▶ **SET PROBLEM**
Scan the records for the word "image". Copy each line that includes it.

▶ **EXTRACTED MATERIAL**
↓↓↓
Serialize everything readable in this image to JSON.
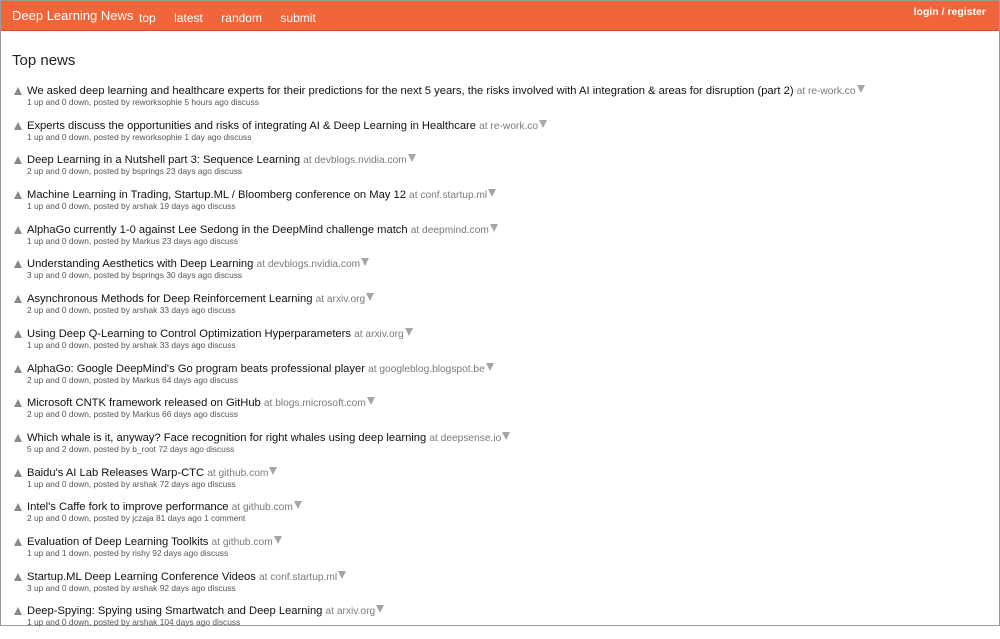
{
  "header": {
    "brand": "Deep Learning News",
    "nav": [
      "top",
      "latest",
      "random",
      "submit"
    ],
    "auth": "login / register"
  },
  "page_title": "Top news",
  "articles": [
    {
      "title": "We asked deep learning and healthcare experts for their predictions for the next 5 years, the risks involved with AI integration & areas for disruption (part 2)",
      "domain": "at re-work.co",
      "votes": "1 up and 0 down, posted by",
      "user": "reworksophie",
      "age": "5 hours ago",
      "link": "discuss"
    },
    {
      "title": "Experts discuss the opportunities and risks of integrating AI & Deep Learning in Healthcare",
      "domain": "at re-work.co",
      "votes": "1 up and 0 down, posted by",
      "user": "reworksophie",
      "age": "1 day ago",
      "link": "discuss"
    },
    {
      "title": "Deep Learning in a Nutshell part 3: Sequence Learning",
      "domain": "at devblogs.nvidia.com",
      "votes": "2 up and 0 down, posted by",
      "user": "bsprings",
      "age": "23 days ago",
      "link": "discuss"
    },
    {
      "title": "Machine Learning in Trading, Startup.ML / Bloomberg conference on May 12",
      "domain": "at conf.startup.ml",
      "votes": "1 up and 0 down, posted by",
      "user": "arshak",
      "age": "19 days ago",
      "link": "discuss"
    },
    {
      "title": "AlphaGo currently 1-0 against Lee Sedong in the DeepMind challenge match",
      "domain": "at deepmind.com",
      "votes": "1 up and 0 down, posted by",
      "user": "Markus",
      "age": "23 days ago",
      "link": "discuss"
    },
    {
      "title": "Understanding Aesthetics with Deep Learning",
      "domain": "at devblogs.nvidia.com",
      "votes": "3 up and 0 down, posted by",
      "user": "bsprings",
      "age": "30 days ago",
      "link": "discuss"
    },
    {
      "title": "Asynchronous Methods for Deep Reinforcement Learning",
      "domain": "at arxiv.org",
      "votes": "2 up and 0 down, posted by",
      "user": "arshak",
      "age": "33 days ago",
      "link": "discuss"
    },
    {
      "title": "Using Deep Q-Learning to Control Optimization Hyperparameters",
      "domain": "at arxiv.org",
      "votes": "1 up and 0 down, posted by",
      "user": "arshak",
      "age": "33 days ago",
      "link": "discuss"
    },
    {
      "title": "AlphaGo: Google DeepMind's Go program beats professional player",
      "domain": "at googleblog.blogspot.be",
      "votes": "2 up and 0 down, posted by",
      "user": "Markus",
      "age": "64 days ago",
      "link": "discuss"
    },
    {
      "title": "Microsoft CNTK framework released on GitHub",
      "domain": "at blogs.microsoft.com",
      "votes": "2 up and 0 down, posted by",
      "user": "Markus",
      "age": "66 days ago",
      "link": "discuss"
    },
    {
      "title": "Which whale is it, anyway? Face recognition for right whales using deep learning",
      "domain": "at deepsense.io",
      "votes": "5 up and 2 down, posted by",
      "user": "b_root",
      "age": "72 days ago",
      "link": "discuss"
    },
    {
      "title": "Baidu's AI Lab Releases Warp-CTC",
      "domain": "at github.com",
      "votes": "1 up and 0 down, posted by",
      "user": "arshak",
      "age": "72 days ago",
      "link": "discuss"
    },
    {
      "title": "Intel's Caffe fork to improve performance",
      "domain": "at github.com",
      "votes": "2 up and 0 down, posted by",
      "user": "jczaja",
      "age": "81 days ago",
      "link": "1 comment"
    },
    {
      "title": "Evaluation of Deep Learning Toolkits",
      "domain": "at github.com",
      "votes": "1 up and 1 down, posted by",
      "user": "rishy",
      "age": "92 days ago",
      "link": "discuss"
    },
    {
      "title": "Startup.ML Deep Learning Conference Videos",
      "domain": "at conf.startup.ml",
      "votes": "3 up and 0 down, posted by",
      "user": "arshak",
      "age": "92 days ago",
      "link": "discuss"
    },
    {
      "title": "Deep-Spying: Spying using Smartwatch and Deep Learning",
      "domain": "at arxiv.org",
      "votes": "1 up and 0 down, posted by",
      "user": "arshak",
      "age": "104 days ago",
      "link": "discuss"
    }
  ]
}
↑↑↑
↓↓↓
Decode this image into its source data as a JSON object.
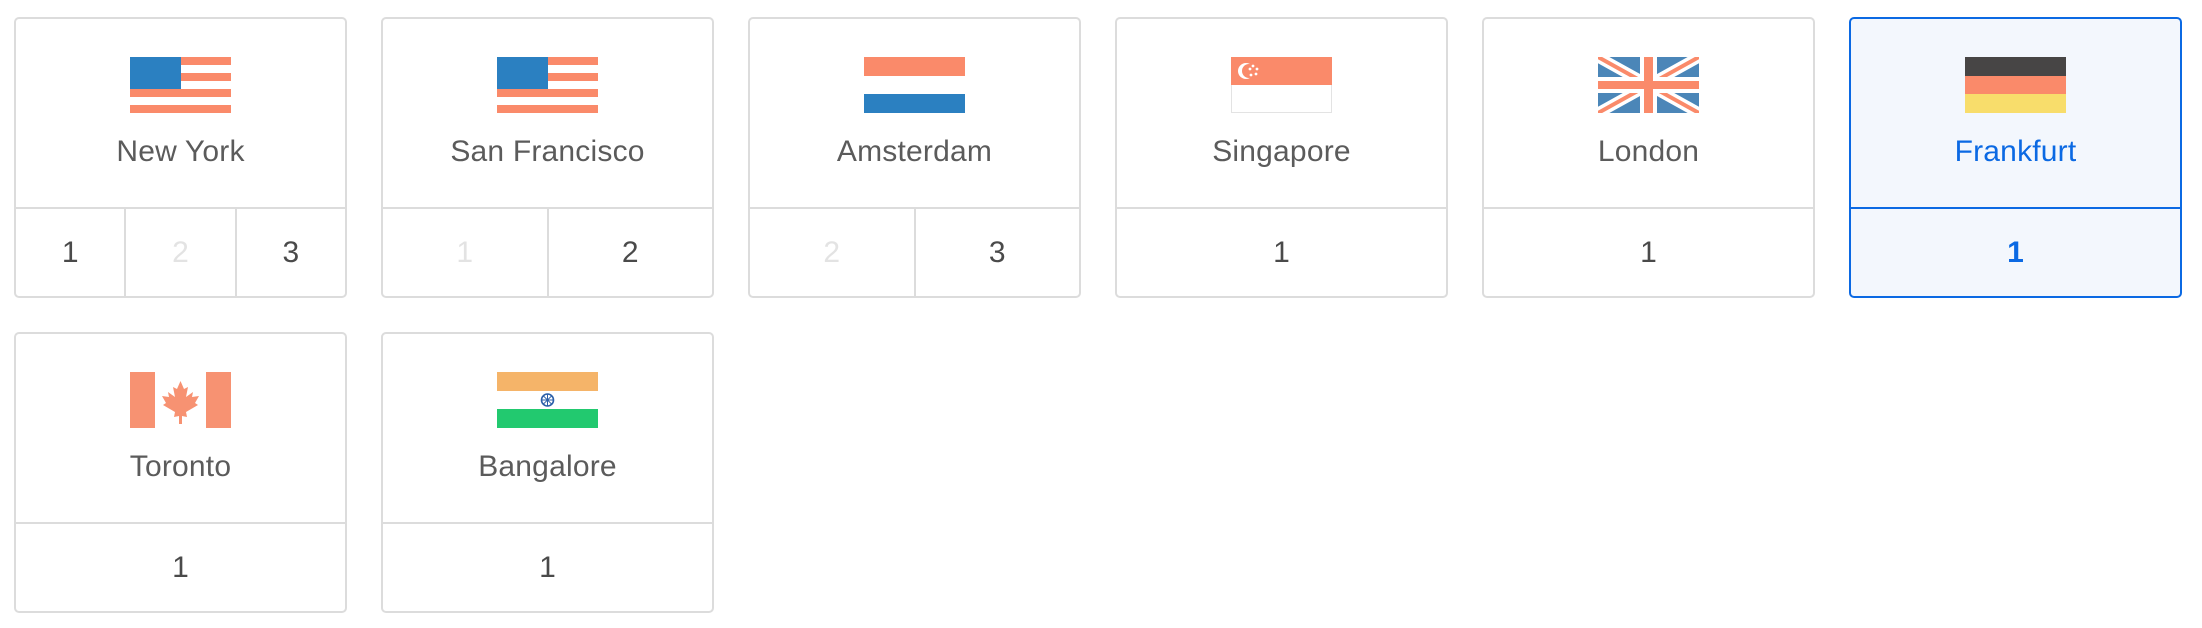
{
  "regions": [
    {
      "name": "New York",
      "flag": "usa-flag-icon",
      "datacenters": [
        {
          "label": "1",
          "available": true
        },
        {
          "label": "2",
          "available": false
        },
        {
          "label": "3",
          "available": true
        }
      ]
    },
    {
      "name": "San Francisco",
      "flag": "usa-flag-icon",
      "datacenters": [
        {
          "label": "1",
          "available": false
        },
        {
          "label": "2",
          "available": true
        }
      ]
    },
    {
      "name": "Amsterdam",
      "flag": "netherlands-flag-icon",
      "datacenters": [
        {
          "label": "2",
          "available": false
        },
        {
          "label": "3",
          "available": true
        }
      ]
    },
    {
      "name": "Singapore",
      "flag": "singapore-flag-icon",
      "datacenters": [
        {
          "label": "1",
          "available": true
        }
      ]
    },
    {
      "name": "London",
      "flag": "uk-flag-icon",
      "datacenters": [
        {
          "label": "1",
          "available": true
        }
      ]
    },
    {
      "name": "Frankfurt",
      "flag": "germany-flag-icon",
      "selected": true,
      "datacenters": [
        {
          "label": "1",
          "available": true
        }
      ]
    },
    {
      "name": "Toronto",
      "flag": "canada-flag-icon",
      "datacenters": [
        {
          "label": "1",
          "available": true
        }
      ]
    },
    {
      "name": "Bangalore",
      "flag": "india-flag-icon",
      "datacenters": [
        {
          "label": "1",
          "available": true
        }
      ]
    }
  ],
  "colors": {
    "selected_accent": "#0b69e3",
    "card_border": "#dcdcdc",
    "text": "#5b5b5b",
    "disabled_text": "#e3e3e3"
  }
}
↑↑↑
▶ **EXERCISE OUTPUT**
Serialize everything readable in this image to JSON.
Decode this image into its source data as a JSON object.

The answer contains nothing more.